Problem:
Each entry below is to be given again word for word, with no pictures.

Entries supplied:
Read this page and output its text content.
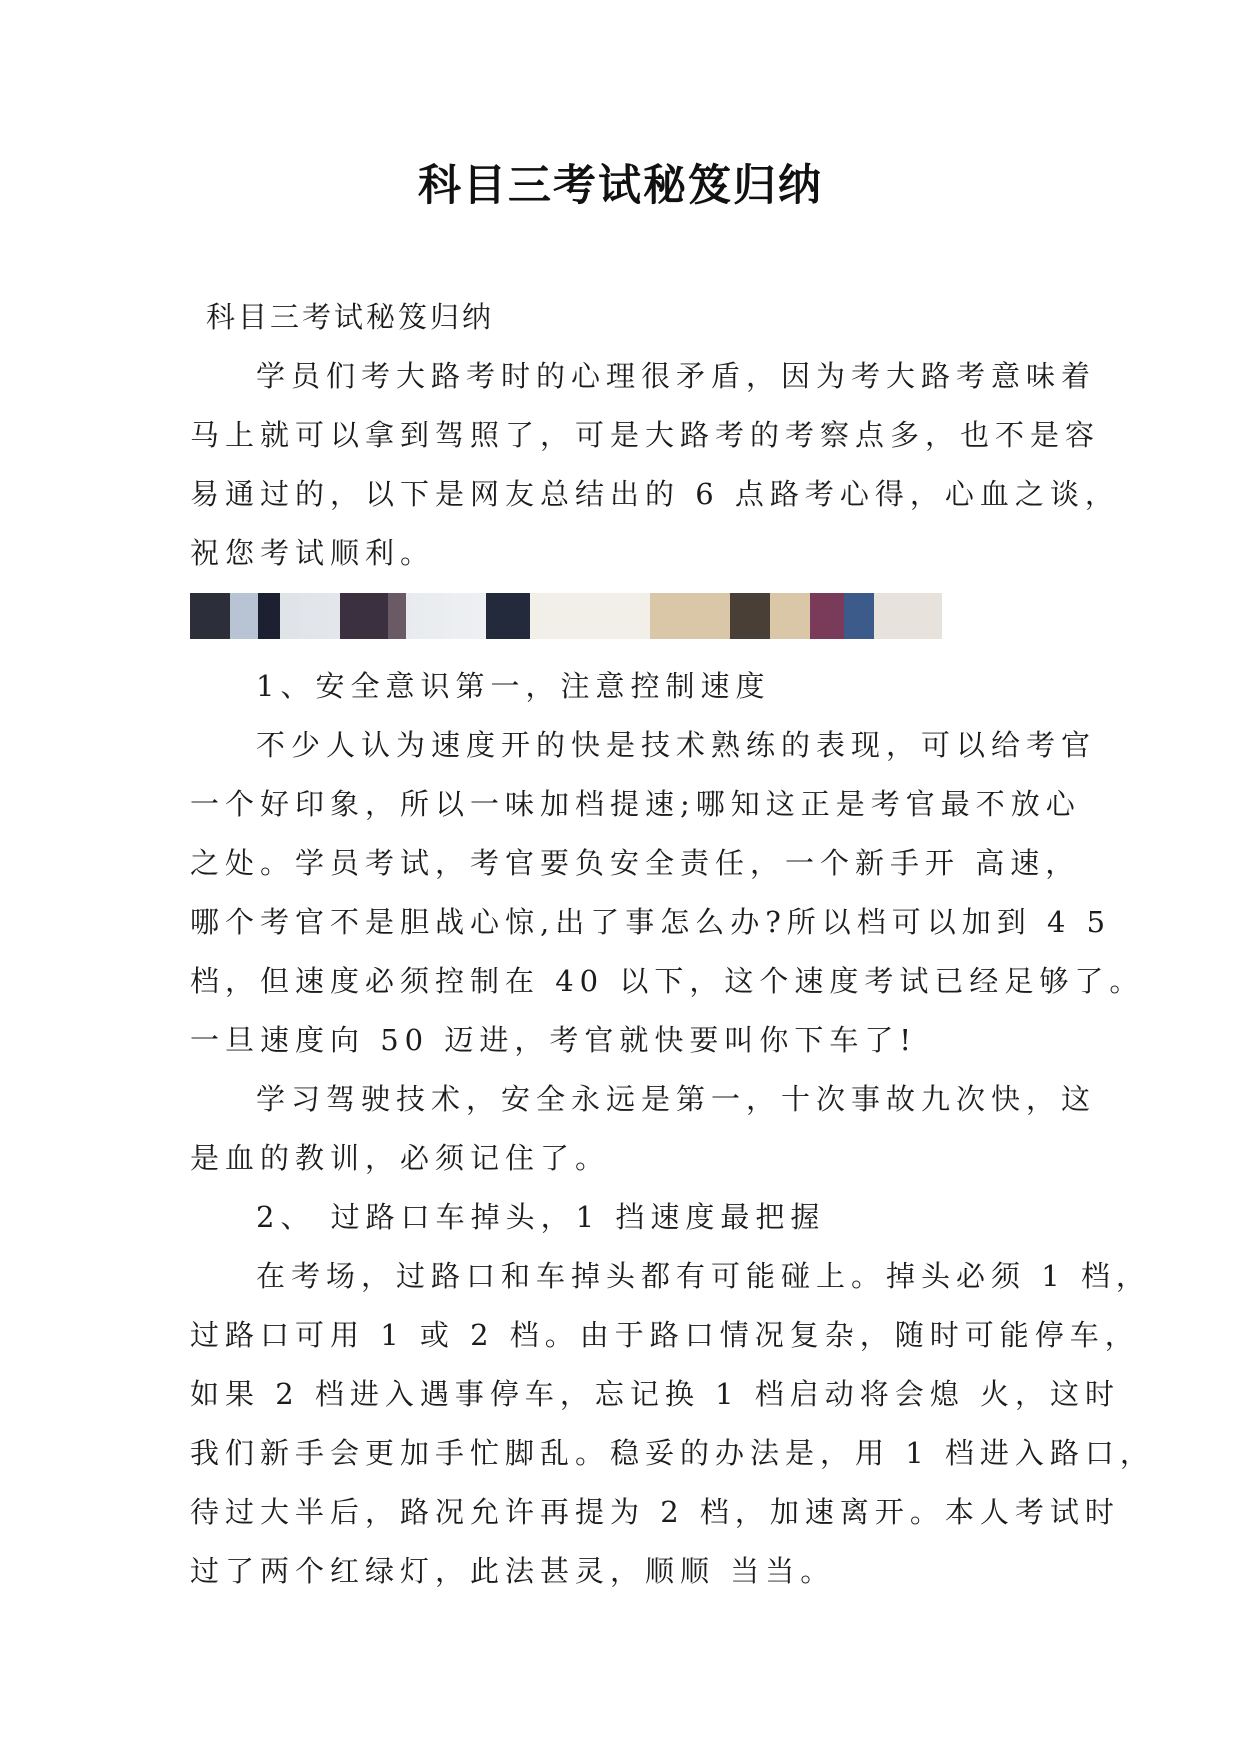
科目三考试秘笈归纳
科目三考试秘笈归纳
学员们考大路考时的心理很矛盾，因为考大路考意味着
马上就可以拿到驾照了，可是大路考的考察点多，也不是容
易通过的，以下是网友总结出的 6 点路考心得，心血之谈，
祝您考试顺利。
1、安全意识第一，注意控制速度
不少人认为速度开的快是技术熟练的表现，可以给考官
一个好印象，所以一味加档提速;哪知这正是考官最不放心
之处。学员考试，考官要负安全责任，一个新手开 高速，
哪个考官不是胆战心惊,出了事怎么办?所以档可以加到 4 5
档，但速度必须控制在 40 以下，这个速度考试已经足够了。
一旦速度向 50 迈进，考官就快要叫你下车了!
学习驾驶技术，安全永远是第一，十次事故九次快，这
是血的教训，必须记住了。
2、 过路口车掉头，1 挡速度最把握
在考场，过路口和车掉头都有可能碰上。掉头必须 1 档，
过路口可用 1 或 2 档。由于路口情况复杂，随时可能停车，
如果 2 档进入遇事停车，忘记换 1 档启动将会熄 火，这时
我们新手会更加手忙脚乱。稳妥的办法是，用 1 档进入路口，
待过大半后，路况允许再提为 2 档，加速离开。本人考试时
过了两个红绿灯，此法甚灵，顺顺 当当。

Task response:
Read this page and output its text content.
科目三考试秘笈归纳
科目三考试秘笈归纳
学员们考大路考时的心理很矛盾，因为考大路考意味着
马上就可以拿到驾照了，可是大路考的考察点多，也不是容
易通过的，以下是网友总结出的 6 点路考心得，心血之谈，
祝您考试顺利。
1、安全意识第一，注意控制速度
不少人认为速度开的快是技术熟练的表现，可以给考官
一个好印象，所以一味加档提速;哪知这正是考官最不放心
之处。学员考试，考官要负安全责任，一个新手开 高速，
哪个考官不是胆战心惊,出了事怎么办?所以档可以加到 4 5
档，但速度必须控制在 40 以下，这个速度考试已经足够了。
一旦速度向 50 迈进，考官就快要叫你下车了!
学习驾驶技术，安全永远是第一，十次事故九次快，这
是血的教训，必须记住了。
2、 过路口车掉头，1 挡速度最把握
在考场，过路口和车掉头都有可能碰上。掉头必须 1 档，
过路口可用 1 或 2 档。由于路口情况复杂，随时可能停车，
如果 2 档进入遇事停车，忘记换 1 档启动将会熄 火，这时
我们新手会更加手忙脚乱。稳妥的办法是，用 1 档进入路口，
待过大半后，路况允许再提为 2 档，加速离开。本人考试时
过了两个红绿灯，此法甚灵，顺顺 当当。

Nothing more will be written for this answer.